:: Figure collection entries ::

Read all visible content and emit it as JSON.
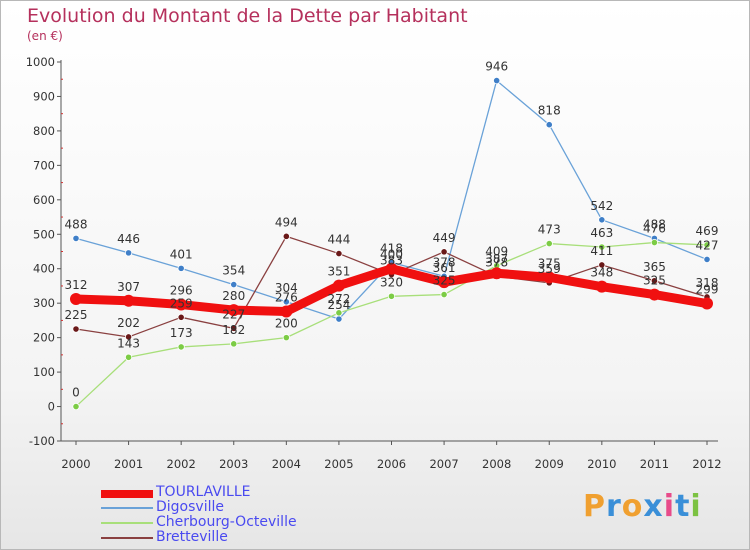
{
  "header": {
    "title": "Evolution du Montant de la Dette par Habitant",
    "subtitle": "(en €)"
  },
  "logo": {
    "letters": [
      "P",
      "r",
      "o",
      "x",
      "i",
      "t",
      "i"
    ],
    "colors": [
      "#f0a030",
      "#3a8fd8",
      "#f0a030",
      "#3a8fd8",
      "#e84b8a",
      "#3a8fd8",
      "#7cc242"
    ]
  },
  "chart_data": {
    "type": "line",
    "title": "Evolution du Montant de la Dette par Habitant",
    "ylabel": "(en €)",
    "xlabel": "",
    "x": [
      "2000",
      "2001",
      "2002",
      "2003",
      "2004",
      "2005",
      "2006",
      "2007",
      "2008",
      "2009",
      "2010",
      "2011",
      "2012"
    ],
    "ylim": [
      -100,
      1000
    ],
    "yticks": [
      -100,
      0,
      100,
      200,
      300,
      400,
      500,
      600,
      700,
      800,
      900,
      1000
    ],
    "grid": false,
    "legend_position": "bottom-left",
    "series": [
      {
        "name": "Digosville",
        "color": "#6aa2d8",
        "marker": "#3f7fc8",
        "width": 1.3,
        "values": [
          488,
          446,
          401,
          354,
          304,
          254,
          418,
          378,
          946,
          818,
          542,
          488,
          427
        ]
      },
      {
        "name": "Cherbourg-Octeville",
        "color": "#a8df7a",
        "marker": "#7ccc45",
        "width": 1.3,
        "values": [
          0,
          143,
          173,
          182,
          200,
          272,
          320,
          325,
          409,
          473,
          463,
          476,
          469
        ]
      },
      {
        "name": "Bretteville",
        "color": "#8a4040",
        "marker": "#6a1818",
        "width": 1.3,
        "values": [
          225,
          202,
          259,
          227,
          494,
          444,
          383,
          449,
          378,
          359,
          411,
          365,
          318
        ]
      },
      {
        "name": "TOURLAVILLE",
        "color": "#f01010",
        "marker": "#f01010",
        "width": 9,
        "values": [
          312,
          307,
          296,
          280,
          276,
          351,
          400,
          361,
          387,
          375,
          348,
          325,
          299
        ]
      }
    ],
    "data_labels": [
      {
        "series": 0,
        "points": [
          "488",
          "446",
          "401",
          "354",
          "304",
          "254",
          "418",
          "378",
          "946",
          "818",
          "542",
          "488",
          "427"
        ]
      },
      {
        "series": 1,
        "points": [
          "0",
          "143",
          "173",
          "182",
          "200",
          "272",
          "320",
          "325",
          "409",
          "473",
          "463",
          "476",
          "469"
        ]
      },
      {
        "series": 2,
        "points": [
          "225",
          "202",
          "259",
          "227",
          "494",
          "444",
          "383",
          "449",
          "378",
          "359",
          "411",
          "365",
          "318"
        ]
      },
      {
        "series": 3,
        "points": [
          "312",
          "307",
          "296",
          "280",
          "276",
          "351",
          "400",
          "361",
          "387",
          "375",
          "348",
          "325",
          "299"
        ]
      }
    ]
  }
}
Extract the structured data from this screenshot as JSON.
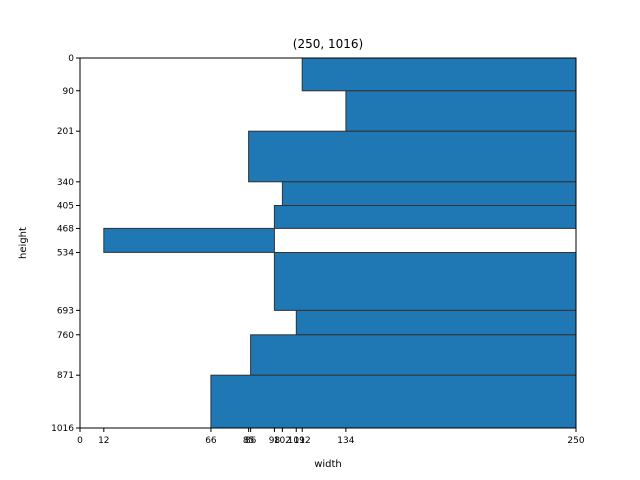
{
  "chart_data": {
    "type": "bar",
    "orientation": "horizontal",
    "title": "(250, 1016)",
    "xlabel": "width",
    "ylabel": "height",
    "xlim": [
      0,
      250
    ],
    "ylim": [
      0,
      1016
    ],
    "bars": [
      {
        "y0": 0,
        "y1": 90,
        "x0": 112,
        "x1": 250
      },
      {
        "y0": 90,
        "y1": 201,
        "x0": 134,
        "x1": 250
      },
      {
        "y0": 201,
        "y1": 340,
        "x0": 85,
        "x1": 250
      },
      {
        "y0": 340,
        "y1": 405,
        "x0": 102,
        "x1": 250
      },
      {
        "y0": 405,
        "y1": 468,
        "x0": 98,
        "x1": 250
      },
      {
        "y0": 468,
        "y1": 534,
        "x0": 12,
        "x1": 98
      },
      {
        "y0": 534,
        "y1": 693,
        "x0": 98,
        "x1": 250
      },
      {
        "y0": 693,
        "y1": 760,
        "x0": 109,
        "x1": 250
      },
      {
        "y0": 760,
        "y1": 871,
        "x0": 86,
        "x1": 250
      },
      {
        "y0": 871,
        "y1": 1016,
        "x0": 66,
        "x1": 250
      }
    ],
    "colors": {
      "bar_fill": "#1f77b4",
      "bar_edge": "#333333",
      "axis": "#000000"
    },
    "grid": false,
    "legend": "none"
  }
}
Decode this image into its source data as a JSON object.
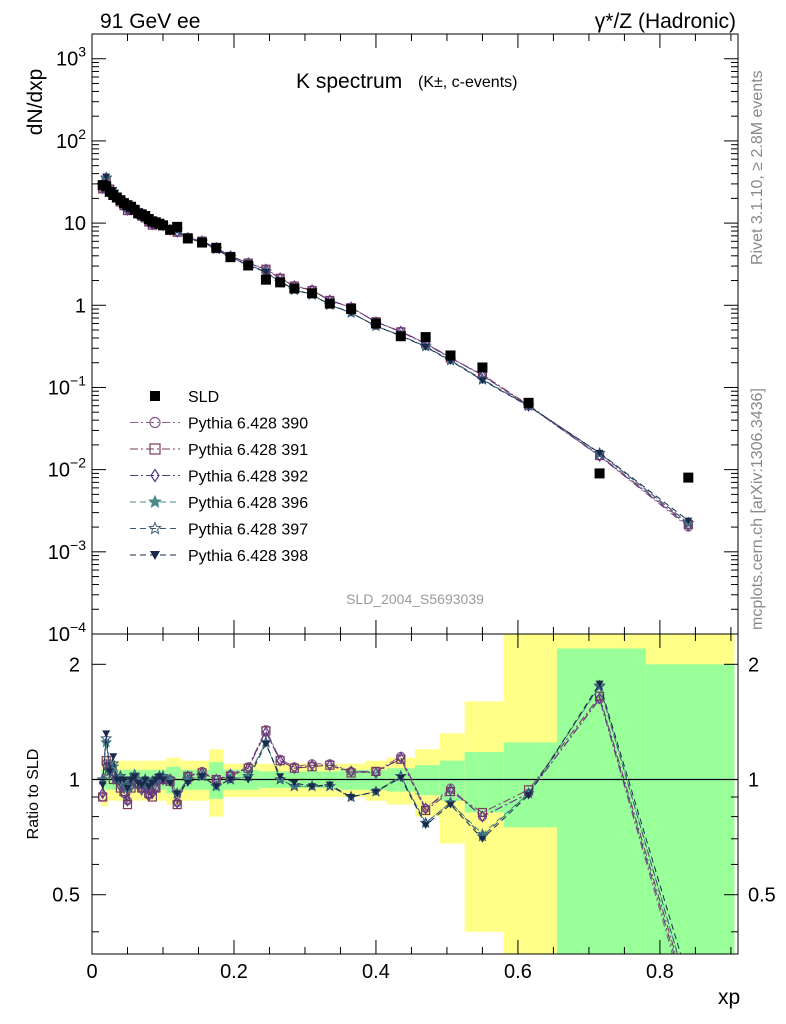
{
  "header": {
    "left": "91 GeV ee",
    "right": "γ*/Z (Hadronic)"
  },
  "side_labels": {
    "rivet": "Rivet 3.1.10, ≥ 2.8M events",
    "mcplots": "mcplots.cern.ch [arXiv:1306.3436]"
  },
  "chart_data": {
    "type": "scatter",
    "title": "K spectrum",
    "title_sub": "(K±, c-events)",
    "analysis": "SLD_2004_S5693039",
    "xlabel": "xp",
    "ylabel": "dN/dxp",
    "ratio_ylabel": "Ratio to SLD",
    "xlim": [
      0,
      0.91
    ],
    "ylim": [
      0.0001,
      2000
    ],
    "y_scale": "log",
    "ratio_ylim": [
      0.35,
      2.4
    ],
    "ratio_scale": "log",
    "x_ticks": [
      "0",
      "0.2",
      "0.4",
      "0.6",
      "0.8"
    ],
    "y_ticks": [
      "10^-4",
      "10^-3",
      "10^-2",
      "10^-1",
      "1",
      "10",
      "10^2",
      "10^3"
    ],
    "ratio_ticks": [
      "0.5",
      "1",
      "2"
    ],
    "legend_placement": "lower-left",
    "x": [
      0.015,
      0.02,
      0.025,
      0.03,
      0.035,
      0.04,
      0.045,
      0.05,
      0.055,
      0.06,
      0.065,
      0.07,
      0.075,
      0.08,
      0.085,
      0.09,
      0.095,
      0.1,
      0.11,
      0.12,
      0.135,
      0.155,
      0.175,
      0.195,
      0.22,
      0.245,
      0.265,
      0.285,
      0.31,
      0.335,
      0.365,
      0.4,
      0.435,
      0.47,
      0.505,
      0.55,
      0.615,
      0.715,
      0.84
    ],
    "data": {
      "name": "SLD",
      "values": [
        29,
        28,
        24,
        22,
        20.5,
        19,
        17.5,
        16.5,
        15.8,
        14.5,
        13.2,
        12.8,
        12.2,
        11.2,
        10.5,
        10.2,
        9.8,
        9.4,
        8.3,
        9.0,
        6.5,
        5.8,
        5.0,
        3.85,
        3.05,
        2.05,
        1.9,
        1.6,
        1.4,
        1.05,
        0.9,
        0.6,
        0.42,
        0.41,
        0.245,
        0.175,
        0.065,
        0.009,
        0.008
      ],
      "ratio_band_x": [
        0.013,
        0.018,
        0.023,
        0.028,
        0.033,
        0.038,
        0.043,
        0.048,
        0.053,
        0.058,
        0.063,
        0.068,
        0.073,
        0.078,
        0.083,
        0.088,
        0.093,
        0.098,
        0.105,
        0.115,
        0.125,
        0.145,
        0.165,
        0.185,
        0.21,
        0.235,
        0.255,
        0.275,
        0.295,
        0.325,
        0.35,
        0.385,
        0.415,
        0.455,
        0.49,
        0.525,
        0.58,
        0.655,
        0.78,
        0.905
      ],
      "ratio_stat": [
        0.06,
        0.06,
        0.06,
        0.06,
        0.06,
        0.06,
        0.06,
        0.06,
        0.06,
        0.06,
        0.06,
        0.06,
        0.06,
        0.06,
        0.06,
        0.06,
        0.06,
        0.06,
        0.08,
        0.08,
        0.06,
        0.06,
        0.11,
        0.06,
        0.06,
        0.05,
        0.05,
        0.05,
        0.05,
        0.05,
        0.06,
        0.06,
        0.07,
        0.09,
        0.12,
        0.18,
        0.25,
        1.2,
        1.0
      ],
      "ratio_tot": [
        0.15,
        0.15,
        0.12,
        0.12,
        0.12,
        0.12,
        0.12,
        0.12,
        0.12,
        0.12,
        0.12,
        0.12,
        0.12,
        0.12,
        0.12,
        0.12,
        0.12,
        0.12,
        0.14,
        0.14,
        0.12,
        0.12,
        0.2,
        0.1,
        0.1,
        0.1,
        0.1,
        0.1,
        0.1,
        0.1,
        0.1,
        0.12,
        0.14,
        0.2,
        0.32,
        0.6,
        1.4,
        2.0,
        2.0
      ]
    },
    "series": [
      {
        "name": "Pythia 6.428 390",
        "color": "#8a5a8a",
        "marker": "circle-open",
        "dash": "8,3,2,3",
        "ratio": [
          0.9,
          1.1,
          1.1,
          1.05,
          1.0,
          1.0,
          0.92,
          0.88,
          0.97,
          1.0,
          0.97,
          0.95,
          0.95,
          0.91,
          0.93,
          0.95,
          1.0,
          1.0,
          1.0,
          0.87,
          1.02,
          1.05,
          1.0,
          1.03,
          1.08,
          1.35,
          1.13,
          1.08,
          1.1,
          1.1,
          1.05,
          1.05,
          1.15,
          0.84,
          0.95,
          0.8,
          0.92,
          1.62,
          0.25
        ]
      },
      {
        "name": "Pythia 6.428 391",
        "color": "#7a3a5a",
        "marker": "square-open",
        "dash": "8,3,2,3",
        "ratio": [
          0.9,
          1.12,
          1.08,
          1.0,
          1.0,
          0.95,
          0.93,
          0.86,
          0.95,
          1.0,
          0.98,
          0.95,
          0.95,
          0.92,
          0.9,
          0.95,
          1.0,
          1.0,
          0.99,
          0.86,
          1.02,
          1.04,
          1.0,
          1.02,
          1.07,
          1.34,
          1.12,
          1.07,
          1.08,
          1.09,
          1.04,
          1.05,
          1.13,
          0.83,
          0.93,
          0.82,
          0.94,
          1.65,
          0.27
        ]
      },
      {
        "name": "Pythia 6.428 392",
        "color": "#5a3a8a",
        "marker": "diamond-open",
        "dash": "8,3,2,3",
        "ratio": [
          0.92,
          1.08,
          1.08,
          1.02,
          1.0,
          0.96,
          0.92,
          0.88,
          0.96,
          1.0,
          0.97,
          0.94,
          0.95,
          0.91,
          0.92,
          0.95,
          1.0,
          1.0,
          1.0,
          0.87,
          1.02,
          1.04,
          1.0,
          1.03,
          1.07,
          1.33,
          1.12,
          1.07,
          1.09,
          1.09,
          1.05,
          1.04,
          1.14,
          0.84,
          0.94,
          0.8,
          0.92,
          1.63,
          0.26
        ]
      },
      {
        "name": "Pythia 6.428 396",
        "color": "#4a8a8a",
        "marker": "star",
        "dash": "6,4",
        "ratio": [
          1.0,
          1.25,
          1.05,
          1.08,
          1.0,
          1.02,
          0.98,
          0.95,
          1.0,
          1.02,
          1.0,
          0.98,
          1.0,
          0.97,
          0.98,
          1.0,
          1.02,
          1.02,
          1.0,
          0.92,
          1.0,
          1.02,
          0.96,
          1.0,
          1.02,
          1.25,
          1.0,
          0.96,
          0.96,
          0.96,
          0.9,
          0.93,
          1.02,
          0.77,
          0.87,
          0.72,
          0.92,
          1.75,
          0.28
        ]
      },
      {
        "name": "Pythia 6.428 397",
        "color": "#3a5a7a",
        "marker": "star-open",
        "dash": "6,4",
        "ratio": [
          1.0,
          1.28,
          1.05,
          1.1,
          1.0,
          1.02,
          0.98,
          0.96,
          1.0,
          1.03,
          1.0,
          0.98,
          1.0,
          0.97,
          0.99,
          1.0,
          1.02,
          1.02,
          1.0,
          0.92,
          1.0,
          1.02,
          0.96,
          1.0,
          1.02,
          1.25,
          1.0,
          0.96,
          0.96,
          0.96,
          0.9,
          0.93,
          1.02,
          0.77,
          0.87,
          0.71,
          0.92,
          1.76,
          0.28
        ]
      },
      {
        "name": "Pythia 6.428 398",
        "color": "#1a2a4a",
        "marker": "triangle-down",
        "dash": "6,4",
        "ratio": [
          0.97,
          1.32,
          1.05,
          1.15,
          1.0,
          1.0,
          1.0,
          0.95,
          1.0,
          1.02,
          0.98,
          0.97,
          1.0,
          0.96,
          0.98,
          1.0,
          1.02,
          1.0,
          0.98,
          0.92,
          0.98,
          1.02,
          0.96,
          1.0,
          1.0,
          1.24,
          1.02,
          0.98,
          0.96,
          0.97,
          0.9,
          0.93,
          1.01,
          0.76,
          0.86,
          0.7,
          0.91,
          1.78,
          0.3
        ]
      }
    ]
  }
}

:: Instruction ::
Copy out every line that includes the word "open".

:: The response ::
        "marker": "circle-open",
        "marker": "square-open",
        "marker": "diamond-open",
        "marker": "star-open",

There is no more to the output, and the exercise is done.